**What you have to do**
Which lines hold the word "panel"? Copy each of them from the material.

**Records for this task**
-- Begin --
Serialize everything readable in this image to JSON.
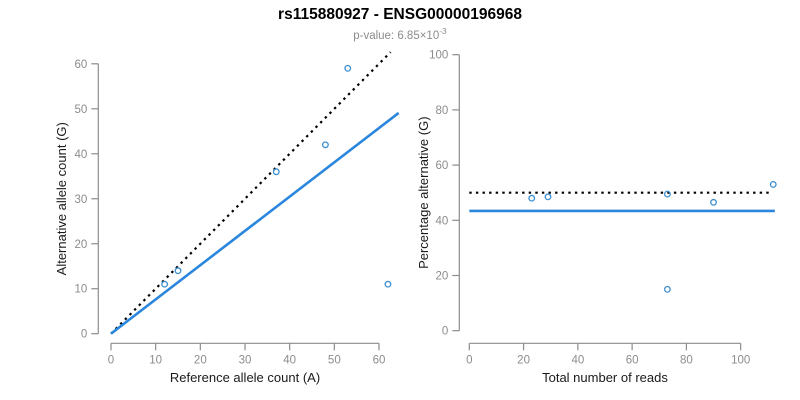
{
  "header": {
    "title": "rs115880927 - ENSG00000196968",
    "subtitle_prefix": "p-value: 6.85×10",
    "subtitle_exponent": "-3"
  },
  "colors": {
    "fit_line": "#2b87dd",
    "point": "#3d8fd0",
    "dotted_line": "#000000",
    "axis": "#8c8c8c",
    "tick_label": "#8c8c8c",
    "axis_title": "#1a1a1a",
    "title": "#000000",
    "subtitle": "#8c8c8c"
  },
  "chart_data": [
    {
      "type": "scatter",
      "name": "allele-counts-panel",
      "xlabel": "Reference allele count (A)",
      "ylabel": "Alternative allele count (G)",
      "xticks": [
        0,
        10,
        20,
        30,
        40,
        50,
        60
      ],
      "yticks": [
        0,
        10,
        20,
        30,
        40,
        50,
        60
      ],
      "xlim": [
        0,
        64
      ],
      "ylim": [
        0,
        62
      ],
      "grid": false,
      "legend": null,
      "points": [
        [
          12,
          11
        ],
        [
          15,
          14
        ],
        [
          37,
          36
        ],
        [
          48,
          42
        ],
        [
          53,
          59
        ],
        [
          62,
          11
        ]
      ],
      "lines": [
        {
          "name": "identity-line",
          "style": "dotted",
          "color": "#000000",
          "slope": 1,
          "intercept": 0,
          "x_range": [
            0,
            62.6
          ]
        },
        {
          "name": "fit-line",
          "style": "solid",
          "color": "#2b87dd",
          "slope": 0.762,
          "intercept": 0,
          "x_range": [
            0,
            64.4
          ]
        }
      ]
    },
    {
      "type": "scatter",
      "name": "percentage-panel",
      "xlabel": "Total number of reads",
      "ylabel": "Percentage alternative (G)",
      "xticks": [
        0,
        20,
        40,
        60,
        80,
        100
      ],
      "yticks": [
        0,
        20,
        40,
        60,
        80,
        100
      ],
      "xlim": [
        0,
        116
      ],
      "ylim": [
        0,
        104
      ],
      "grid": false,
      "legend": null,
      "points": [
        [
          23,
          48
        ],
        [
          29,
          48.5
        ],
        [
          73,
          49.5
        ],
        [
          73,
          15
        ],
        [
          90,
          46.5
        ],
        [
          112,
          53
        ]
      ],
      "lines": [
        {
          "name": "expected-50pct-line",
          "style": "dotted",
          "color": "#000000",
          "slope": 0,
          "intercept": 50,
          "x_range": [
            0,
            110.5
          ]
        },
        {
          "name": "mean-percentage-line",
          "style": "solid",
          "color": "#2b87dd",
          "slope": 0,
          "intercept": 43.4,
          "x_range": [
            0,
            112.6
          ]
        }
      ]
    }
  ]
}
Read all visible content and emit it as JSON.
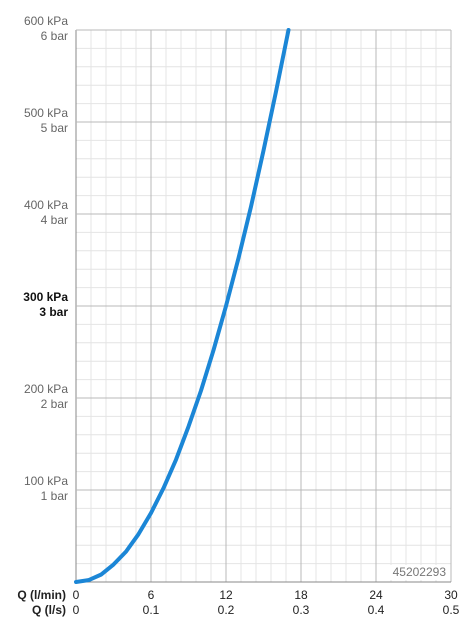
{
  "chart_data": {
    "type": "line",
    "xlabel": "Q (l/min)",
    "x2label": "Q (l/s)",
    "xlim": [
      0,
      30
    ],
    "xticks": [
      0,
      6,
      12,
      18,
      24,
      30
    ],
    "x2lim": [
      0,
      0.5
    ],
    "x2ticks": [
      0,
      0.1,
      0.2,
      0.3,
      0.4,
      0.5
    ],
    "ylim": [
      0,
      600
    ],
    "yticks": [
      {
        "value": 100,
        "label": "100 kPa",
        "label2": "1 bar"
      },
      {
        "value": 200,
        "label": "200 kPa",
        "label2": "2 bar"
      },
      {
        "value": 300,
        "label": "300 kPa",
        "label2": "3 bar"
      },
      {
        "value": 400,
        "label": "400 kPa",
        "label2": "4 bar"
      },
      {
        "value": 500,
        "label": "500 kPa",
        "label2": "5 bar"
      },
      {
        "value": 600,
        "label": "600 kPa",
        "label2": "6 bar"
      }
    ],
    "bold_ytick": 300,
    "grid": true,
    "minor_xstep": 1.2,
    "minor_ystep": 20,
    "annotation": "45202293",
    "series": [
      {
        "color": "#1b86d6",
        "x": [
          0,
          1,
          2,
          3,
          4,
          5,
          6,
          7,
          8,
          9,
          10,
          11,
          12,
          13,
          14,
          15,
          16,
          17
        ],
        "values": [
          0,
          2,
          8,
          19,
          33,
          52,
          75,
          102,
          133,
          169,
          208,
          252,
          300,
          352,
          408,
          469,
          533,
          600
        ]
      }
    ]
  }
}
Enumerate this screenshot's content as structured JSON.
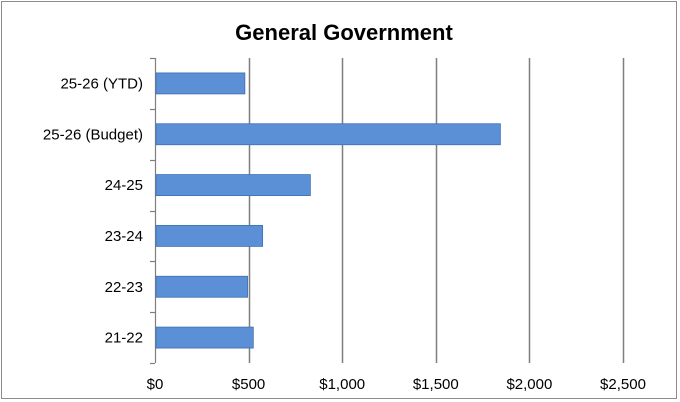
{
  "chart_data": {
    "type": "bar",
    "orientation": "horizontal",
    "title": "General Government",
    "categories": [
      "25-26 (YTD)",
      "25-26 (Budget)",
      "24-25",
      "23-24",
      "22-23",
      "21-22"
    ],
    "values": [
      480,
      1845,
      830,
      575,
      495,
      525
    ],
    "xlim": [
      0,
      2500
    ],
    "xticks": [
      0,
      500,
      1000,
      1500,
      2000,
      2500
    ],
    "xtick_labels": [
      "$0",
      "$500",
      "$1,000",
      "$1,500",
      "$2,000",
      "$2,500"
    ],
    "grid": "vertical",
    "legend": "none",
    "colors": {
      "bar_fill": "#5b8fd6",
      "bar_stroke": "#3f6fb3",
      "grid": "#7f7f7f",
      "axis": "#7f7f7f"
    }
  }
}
-- End --
**Written solution**
      "name": "allele-counts-panel",
      "name": "percentage-panel",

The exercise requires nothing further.